• [Your goal]
Reproduce, word for word, the passage from "I knew from" to "total secret forever." in the excerpt on compulsory heterosexuality below.

• [Excerpt to read]
As a lesbian, a homosexual, I know only too well that if I had been socialised to be anything, it would be heterosexual. It is quite absurd to assert that all sexuality is social when we are all socialised towards the same thing: heterosexuality. It is even more absurd to invoke Adrienne Rich’s original article as evidence of this. Rich’s article discusses ‘compulsory heterosexuality’, but this addresses the enactment of sexuality. By this I mean, that the point of her piece is that society shoves all of us towards the compulsory heterosexual marriage that ensures male dominances socially, politically, and economically, regardless of what our actual sexuality is. It is because of this that political lesbians exist! It is how homosexually attracted people end up in heterosexual relationships through familial or societal pressure.

“Lesbian existence comprises both the breaking of a taboo and the rejection of a compulsory way of life.”

I knew from a very young age that something “was wrong”. That’s how it felt — wrong. I knew instinctively that the ‘admiration’ had for my babysitter or the older girls who helped out at my holiday programme was something more than what was normal. I was terrified of inadvertently revealing the strength of my feelings towards them so I engaged in a bizarre game of pretending to be indifferent or hostile towards them, but not so much that my parents wouldn’t enrol me next term or have the babysitter back again. I was raised Catholic, but I can’t remember any overtly homophobic sentiments ever being present in my home. It was more whispers and gossip about people who were gay or maybe it was picked up at school. I really don’t know. I just knew at about 7 years old that my feelings towards girls had to be a total secret forever.

• [Listed entries]
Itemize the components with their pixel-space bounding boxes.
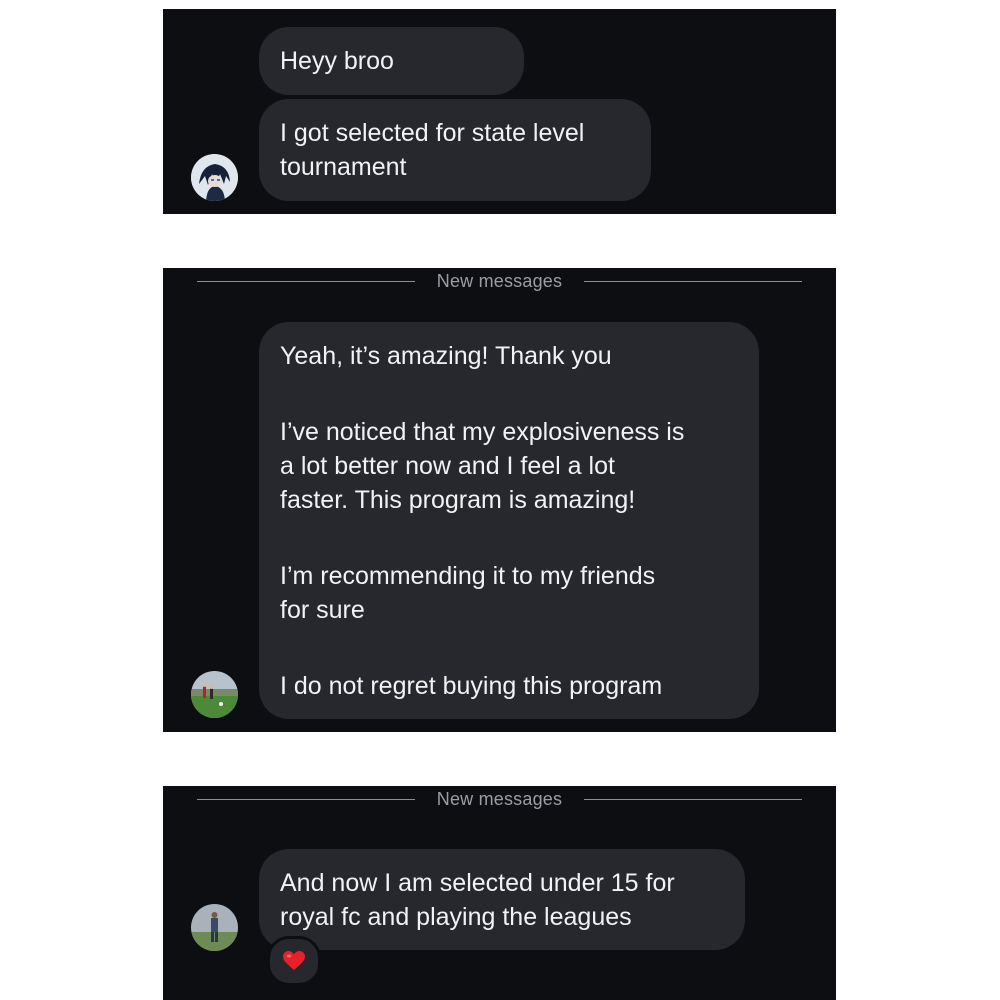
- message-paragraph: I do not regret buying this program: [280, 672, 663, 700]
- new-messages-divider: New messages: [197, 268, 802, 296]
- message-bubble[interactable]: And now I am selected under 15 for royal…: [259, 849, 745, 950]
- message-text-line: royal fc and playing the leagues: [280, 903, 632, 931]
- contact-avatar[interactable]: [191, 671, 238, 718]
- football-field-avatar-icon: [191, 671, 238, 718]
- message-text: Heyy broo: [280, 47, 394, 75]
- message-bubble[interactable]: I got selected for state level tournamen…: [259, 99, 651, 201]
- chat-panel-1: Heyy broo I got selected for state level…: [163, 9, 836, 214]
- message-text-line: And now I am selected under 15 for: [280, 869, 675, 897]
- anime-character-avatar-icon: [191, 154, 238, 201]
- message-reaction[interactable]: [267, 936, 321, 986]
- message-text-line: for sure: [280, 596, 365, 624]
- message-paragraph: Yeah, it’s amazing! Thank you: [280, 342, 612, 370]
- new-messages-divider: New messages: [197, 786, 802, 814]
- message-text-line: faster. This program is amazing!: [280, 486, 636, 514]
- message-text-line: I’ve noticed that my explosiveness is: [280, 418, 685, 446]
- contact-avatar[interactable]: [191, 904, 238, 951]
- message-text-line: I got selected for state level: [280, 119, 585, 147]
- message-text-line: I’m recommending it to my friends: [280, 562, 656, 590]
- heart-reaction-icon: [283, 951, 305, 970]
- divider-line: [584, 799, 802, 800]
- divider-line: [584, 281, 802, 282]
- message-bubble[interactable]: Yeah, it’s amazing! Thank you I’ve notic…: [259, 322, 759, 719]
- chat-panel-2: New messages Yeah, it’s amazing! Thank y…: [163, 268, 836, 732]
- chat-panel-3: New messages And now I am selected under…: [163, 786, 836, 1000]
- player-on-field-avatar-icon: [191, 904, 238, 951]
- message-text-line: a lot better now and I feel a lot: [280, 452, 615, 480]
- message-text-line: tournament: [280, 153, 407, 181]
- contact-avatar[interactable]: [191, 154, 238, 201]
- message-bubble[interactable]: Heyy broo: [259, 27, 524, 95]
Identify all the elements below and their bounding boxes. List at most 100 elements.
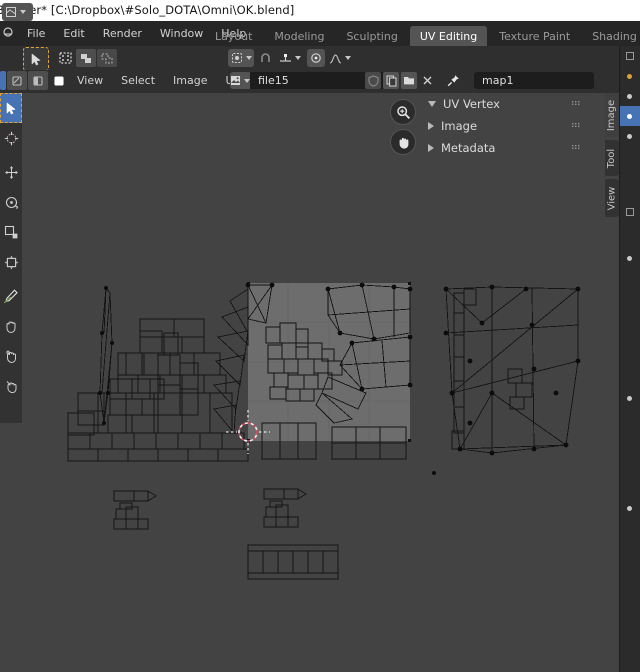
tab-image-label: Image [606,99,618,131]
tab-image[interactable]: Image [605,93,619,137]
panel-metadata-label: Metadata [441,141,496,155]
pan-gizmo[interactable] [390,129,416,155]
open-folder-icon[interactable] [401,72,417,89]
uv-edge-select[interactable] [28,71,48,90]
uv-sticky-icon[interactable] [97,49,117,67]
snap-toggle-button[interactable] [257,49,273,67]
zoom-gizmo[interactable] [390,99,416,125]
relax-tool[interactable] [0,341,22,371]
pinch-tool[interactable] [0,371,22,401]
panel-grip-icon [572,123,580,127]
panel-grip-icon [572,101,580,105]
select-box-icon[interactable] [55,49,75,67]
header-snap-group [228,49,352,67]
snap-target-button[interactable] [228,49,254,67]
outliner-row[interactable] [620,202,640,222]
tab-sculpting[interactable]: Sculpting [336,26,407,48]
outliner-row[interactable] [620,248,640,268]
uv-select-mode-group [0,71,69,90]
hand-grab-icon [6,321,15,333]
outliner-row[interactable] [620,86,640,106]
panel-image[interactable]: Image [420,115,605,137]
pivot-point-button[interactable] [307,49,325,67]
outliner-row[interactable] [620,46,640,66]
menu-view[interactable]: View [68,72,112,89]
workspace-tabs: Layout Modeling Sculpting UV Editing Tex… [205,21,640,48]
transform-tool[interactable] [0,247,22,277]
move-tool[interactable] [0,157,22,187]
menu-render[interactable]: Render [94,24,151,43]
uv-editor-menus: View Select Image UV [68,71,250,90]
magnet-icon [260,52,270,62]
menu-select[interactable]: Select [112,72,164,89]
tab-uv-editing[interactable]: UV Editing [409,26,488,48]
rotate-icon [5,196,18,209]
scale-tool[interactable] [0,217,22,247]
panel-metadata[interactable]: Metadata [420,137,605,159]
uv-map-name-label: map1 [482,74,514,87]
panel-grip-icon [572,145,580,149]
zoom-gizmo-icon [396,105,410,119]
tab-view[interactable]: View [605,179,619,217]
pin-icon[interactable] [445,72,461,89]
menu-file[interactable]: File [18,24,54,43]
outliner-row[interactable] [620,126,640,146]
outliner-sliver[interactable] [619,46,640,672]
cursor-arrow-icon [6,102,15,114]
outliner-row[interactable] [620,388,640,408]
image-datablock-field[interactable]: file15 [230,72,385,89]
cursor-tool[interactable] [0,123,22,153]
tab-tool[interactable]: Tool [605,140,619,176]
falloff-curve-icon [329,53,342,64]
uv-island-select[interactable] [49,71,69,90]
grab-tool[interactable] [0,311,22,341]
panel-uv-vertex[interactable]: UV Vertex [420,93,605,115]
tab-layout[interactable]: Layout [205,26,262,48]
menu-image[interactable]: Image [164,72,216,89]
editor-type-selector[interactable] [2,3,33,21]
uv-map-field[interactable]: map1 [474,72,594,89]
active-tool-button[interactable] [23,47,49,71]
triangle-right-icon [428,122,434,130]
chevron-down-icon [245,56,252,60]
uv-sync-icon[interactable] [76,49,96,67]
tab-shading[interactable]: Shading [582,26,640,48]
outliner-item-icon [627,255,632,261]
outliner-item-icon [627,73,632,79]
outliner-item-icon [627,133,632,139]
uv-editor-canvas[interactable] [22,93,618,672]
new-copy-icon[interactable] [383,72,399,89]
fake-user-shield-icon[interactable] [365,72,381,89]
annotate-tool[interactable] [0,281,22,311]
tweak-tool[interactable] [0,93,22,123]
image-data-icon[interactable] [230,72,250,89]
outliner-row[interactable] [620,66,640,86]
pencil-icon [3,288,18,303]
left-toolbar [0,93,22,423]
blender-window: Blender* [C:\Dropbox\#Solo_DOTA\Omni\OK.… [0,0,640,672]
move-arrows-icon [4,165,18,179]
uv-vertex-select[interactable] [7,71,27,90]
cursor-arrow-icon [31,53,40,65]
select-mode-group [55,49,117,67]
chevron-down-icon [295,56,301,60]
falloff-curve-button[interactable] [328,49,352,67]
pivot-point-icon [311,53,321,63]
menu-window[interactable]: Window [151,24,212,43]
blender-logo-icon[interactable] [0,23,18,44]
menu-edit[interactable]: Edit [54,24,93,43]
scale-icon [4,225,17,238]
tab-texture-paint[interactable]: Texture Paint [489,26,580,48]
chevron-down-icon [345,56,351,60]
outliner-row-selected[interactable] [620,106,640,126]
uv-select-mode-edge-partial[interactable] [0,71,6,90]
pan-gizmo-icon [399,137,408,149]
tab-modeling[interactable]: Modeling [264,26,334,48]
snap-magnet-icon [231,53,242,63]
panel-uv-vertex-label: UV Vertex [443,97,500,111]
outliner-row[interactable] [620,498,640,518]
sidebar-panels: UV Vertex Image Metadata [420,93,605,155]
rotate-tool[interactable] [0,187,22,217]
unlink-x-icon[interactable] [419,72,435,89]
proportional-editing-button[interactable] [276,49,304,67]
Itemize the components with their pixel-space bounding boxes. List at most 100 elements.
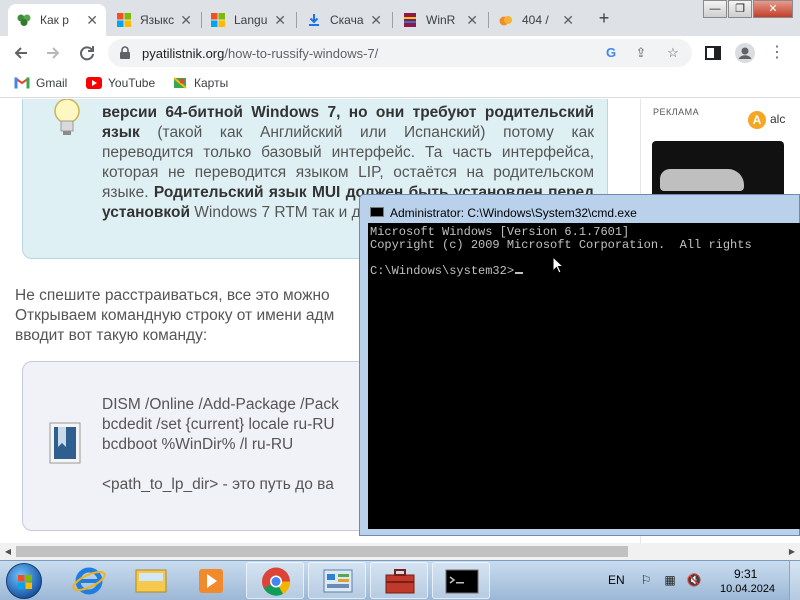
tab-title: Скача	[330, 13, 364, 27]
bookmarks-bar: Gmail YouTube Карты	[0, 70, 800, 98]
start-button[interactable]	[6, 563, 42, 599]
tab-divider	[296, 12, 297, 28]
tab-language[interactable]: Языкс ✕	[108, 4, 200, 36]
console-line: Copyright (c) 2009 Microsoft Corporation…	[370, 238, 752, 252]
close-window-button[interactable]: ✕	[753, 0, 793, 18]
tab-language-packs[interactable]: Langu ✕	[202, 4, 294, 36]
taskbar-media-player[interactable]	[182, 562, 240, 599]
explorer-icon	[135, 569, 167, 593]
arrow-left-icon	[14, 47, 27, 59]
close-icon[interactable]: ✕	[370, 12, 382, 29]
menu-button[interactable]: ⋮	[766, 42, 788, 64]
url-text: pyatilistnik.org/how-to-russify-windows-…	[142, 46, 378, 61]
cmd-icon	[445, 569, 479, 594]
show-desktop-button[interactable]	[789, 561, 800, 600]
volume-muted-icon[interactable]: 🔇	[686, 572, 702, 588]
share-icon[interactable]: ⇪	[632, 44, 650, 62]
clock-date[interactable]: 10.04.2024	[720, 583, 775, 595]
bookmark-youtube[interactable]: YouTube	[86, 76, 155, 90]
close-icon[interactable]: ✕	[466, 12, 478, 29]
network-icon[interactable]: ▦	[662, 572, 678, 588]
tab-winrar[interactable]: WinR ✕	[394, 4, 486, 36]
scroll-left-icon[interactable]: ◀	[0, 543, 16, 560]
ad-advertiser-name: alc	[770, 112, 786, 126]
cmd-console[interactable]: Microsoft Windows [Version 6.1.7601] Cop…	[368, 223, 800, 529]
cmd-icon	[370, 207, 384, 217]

• [Written response]
I knew from a very young age that something “was wrong”. That’s how it felt — wrong. I knew instinctively that the ‘admiration’ had for my babysitter or the older girls who helped out at my holiday programme was something more than what was normal. I was terrified of inadvertently revealing the strength of my feelings towards them so I engaged in a bizarre game of pretending to be indifferent or hostile towards them, but not so much that my parents wouldn’t enrol me next term or have the babysitter back again. I was raised Catholic, but I can’t remember any overtly homophobic sentiments ever being present in my home. It was more whispers and gossip about people who were gay or maybe it was picked up at school. I really don’t know. I just knew at about 7 years old that my feelings towards girls had to be a total secret forever.